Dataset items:
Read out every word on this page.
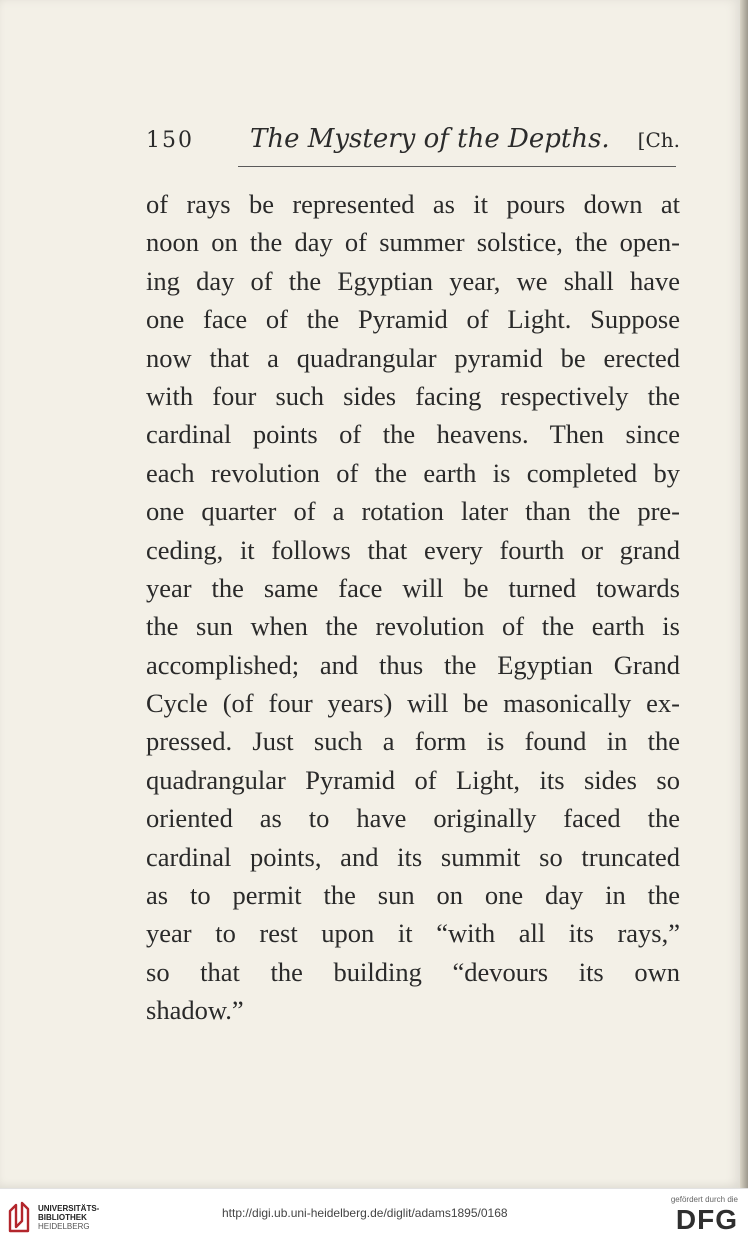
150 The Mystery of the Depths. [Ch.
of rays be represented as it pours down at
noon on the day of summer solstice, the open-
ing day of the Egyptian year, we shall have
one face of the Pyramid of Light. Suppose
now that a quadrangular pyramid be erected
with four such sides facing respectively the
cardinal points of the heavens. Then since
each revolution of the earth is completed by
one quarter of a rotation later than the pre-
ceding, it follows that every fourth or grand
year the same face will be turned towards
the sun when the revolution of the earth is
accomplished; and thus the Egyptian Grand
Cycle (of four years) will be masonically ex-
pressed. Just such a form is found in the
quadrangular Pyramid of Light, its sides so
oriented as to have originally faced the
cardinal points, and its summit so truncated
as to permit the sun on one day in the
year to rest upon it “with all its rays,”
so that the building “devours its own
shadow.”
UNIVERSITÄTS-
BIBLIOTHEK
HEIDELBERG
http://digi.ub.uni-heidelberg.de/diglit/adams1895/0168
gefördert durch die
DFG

**What the task requires**: Gather and copy every line of the data in which the string "Light" is found.

**Exercise result**:
one face of the Pyramid of Light. Suppose
quadrangular Pyramid of Light, its sides so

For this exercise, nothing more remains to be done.